Objective - Where the word "your" occurs in a line, return that line.

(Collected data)

******

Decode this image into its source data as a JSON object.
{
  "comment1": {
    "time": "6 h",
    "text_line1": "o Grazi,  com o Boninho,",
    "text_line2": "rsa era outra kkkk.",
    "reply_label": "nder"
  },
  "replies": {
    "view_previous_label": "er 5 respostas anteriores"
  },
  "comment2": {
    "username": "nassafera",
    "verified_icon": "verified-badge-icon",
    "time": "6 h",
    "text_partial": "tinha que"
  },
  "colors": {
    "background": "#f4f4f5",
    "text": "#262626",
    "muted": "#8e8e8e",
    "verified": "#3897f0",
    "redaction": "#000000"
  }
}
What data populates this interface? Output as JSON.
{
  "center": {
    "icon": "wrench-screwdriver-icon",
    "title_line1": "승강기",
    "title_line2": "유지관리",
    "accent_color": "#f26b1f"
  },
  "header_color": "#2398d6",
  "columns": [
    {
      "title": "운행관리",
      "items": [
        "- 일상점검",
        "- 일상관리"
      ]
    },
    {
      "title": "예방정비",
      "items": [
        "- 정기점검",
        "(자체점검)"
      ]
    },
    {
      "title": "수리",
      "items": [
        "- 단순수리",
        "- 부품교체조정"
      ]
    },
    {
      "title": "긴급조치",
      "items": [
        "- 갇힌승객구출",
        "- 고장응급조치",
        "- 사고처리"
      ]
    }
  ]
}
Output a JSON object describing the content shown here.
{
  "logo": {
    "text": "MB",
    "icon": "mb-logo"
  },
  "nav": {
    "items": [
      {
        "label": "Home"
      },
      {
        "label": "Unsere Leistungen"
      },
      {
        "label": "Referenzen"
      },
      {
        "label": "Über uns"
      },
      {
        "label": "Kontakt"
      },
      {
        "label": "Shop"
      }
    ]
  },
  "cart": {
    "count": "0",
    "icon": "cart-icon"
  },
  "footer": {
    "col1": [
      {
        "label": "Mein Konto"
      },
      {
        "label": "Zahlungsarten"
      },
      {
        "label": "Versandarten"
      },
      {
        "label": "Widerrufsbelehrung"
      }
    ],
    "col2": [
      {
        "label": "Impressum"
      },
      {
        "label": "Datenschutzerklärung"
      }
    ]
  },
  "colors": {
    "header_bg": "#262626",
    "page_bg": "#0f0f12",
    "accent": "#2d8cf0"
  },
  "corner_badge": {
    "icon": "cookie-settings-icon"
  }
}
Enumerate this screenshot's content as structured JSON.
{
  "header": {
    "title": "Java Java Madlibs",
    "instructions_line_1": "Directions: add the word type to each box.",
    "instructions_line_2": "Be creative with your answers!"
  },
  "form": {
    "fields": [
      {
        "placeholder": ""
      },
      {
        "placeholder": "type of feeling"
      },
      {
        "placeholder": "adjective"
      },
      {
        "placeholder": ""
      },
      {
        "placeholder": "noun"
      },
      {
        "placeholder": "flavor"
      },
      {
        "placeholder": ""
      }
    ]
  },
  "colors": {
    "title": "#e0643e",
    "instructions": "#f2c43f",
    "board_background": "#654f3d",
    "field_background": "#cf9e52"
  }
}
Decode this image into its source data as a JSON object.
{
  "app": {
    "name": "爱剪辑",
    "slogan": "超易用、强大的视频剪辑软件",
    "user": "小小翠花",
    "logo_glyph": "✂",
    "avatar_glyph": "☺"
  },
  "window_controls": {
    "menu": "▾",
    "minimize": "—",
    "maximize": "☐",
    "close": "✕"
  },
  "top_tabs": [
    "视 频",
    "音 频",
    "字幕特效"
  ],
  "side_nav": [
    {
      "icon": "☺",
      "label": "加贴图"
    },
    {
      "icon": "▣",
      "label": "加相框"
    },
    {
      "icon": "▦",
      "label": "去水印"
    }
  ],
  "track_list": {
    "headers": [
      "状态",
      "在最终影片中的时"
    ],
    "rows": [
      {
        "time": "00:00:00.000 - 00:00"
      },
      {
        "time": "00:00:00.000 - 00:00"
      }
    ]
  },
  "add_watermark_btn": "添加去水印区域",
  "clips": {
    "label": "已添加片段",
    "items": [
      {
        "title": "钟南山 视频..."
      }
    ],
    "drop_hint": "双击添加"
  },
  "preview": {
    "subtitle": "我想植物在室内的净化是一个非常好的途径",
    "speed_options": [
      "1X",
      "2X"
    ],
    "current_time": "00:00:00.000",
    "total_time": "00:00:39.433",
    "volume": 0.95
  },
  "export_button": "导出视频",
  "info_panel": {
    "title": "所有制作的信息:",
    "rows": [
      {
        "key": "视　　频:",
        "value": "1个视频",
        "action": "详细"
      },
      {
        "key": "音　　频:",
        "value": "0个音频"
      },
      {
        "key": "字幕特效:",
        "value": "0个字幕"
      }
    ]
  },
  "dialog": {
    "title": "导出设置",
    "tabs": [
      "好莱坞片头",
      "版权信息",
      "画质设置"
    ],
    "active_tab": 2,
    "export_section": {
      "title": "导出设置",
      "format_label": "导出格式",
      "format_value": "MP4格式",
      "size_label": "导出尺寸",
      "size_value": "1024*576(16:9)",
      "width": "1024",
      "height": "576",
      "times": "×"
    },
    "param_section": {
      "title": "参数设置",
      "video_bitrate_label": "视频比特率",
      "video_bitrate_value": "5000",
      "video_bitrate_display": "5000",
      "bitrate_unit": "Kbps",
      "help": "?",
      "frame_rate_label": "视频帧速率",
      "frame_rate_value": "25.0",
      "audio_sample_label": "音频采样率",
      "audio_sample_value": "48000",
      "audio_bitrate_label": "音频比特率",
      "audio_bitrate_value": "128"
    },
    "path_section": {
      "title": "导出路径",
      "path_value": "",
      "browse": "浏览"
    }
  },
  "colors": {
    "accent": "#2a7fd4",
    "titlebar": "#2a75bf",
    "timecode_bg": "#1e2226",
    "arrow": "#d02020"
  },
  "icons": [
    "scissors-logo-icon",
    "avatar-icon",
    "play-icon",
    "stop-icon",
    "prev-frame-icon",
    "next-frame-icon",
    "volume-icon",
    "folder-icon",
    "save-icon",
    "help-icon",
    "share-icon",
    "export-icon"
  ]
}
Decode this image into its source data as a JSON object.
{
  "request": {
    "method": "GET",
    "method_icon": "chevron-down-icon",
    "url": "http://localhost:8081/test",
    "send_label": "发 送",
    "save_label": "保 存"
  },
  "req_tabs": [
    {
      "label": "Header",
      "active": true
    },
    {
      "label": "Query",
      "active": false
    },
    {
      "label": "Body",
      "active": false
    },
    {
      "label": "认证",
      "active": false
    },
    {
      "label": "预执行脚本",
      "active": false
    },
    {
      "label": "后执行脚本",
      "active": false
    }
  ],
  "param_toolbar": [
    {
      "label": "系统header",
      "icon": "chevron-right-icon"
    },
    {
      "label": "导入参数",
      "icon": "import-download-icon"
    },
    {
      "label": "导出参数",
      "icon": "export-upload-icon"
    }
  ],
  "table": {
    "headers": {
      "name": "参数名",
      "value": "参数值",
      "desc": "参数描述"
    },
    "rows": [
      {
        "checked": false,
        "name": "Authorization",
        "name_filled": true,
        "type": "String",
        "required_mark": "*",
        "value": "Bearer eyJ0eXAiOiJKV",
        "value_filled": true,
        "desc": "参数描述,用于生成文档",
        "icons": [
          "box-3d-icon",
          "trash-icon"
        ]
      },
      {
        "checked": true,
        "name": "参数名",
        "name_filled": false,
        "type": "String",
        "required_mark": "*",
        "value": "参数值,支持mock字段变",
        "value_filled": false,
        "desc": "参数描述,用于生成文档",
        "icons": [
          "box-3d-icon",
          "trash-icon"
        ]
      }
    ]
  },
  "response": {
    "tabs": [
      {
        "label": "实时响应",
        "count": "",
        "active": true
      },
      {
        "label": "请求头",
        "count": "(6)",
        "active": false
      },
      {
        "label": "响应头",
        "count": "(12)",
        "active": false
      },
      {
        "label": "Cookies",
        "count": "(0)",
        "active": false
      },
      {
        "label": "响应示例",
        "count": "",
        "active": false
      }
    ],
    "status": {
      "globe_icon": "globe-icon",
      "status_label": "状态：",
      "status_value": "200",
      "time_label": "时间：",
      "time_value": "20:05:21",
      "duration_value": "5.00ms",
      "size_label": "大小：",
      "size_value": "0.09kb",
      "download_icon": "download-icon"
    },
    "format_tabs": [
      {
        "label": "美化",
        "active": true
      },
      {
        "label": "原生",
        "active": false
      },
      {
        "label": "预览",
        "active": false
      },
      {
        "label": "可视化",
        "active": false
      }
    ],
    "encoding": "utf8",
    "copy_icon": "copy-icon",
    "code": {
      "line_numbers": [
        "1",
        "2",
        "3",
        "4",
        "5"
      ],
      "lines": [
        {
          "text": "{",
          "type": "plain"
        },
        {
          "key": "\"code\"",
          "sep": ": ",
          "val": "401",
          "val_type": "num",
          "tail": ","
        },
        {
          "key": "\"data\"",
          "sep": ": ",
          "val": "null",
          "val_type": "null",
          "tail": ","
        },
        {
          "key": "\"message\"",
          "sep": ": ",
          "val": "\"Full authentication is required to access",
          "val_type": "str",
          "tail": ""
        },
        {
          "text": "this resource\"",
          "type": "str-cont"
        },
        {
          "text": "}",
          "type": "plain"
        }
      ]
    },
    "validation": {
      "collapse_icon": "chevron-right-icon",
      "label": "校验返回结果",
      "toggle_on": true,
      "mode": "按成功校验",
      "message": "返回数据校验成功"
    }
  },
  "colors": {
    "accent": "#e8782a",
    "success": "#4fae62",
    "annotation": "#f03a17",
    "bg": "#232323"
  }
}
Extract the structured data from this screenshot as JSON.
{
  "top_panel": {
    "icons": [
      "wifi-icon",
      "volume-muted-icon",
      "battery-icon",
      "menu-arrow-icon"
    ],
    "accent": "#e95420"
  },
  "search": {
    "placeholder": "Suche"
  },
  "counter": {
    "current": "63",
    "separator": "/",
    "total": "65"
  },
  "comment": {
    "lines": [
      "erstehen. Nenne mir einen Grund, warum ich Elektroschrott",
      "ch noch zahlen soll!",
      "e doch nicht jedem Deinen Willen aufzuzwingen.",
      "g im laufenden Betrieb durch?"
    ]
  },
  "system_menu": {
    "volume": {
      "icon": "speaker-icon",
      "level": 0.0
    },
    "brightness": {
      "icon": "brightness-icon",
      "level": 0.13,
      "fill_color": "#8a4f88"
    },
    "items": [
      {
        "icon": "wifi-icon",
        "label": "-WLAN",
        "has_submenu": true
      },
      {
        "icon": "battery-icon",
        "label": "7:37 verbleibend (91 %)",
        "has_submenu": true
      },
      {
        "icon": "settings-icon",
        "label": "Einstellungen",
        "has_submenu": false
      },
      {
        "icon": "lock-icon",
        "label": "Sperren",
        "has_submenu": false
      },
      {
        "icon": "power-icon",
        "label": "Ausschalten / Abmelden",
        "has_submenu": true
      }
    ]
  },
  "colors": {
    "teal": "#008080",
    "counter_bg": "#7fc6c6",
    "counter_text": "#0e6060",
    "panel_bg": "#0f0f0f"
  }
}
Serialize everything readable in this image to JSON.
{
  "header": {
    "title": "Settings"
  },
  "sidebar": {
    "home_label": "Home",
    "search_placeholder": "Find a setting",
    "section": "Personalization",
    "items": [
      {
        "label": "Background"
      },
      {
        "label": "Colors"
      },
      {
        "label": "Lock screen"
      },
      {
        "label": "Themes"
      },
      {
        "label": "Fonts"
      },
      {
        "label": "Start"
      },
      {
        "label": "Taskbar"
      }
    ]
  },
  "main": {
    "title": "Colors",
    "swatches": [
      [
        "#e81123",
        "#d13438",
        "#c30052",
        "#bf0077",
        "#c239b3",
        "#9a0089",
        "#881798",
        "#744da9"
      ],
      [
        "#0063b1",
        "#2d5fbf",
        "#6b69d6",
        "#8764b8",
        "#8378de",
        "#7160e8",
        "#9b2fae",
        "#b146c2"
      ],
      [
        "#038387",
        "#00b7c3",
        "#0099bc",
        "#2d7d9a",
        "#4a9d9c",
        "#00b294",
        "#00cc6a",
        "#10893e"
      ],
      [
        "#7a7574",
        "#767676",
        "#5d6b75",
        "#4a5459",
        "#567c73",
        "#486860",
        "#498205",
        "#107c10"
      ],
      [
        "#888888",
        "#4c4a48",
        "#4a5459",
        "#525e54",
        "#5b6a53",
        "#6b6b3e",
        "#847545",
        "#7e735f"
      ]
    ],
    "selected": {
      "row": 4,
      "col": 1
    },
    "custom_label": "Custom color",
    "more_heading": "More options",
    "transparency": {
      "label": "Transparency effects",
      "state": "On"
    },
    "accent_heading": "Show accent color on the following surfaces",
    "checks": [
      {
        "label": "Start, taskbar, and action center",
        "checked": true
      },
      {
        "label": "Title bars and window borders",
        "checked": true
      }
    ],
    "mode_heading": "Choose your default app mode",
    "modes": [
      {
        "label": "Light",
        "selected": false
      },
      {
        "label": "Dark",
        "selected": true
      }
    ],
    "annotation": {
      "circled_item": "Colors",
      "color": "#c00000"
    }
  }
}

******

Result of the exercise -
    "instructions_line_2": "Be creative with your answers!"
    "mode_heading": "Choose your default app mode",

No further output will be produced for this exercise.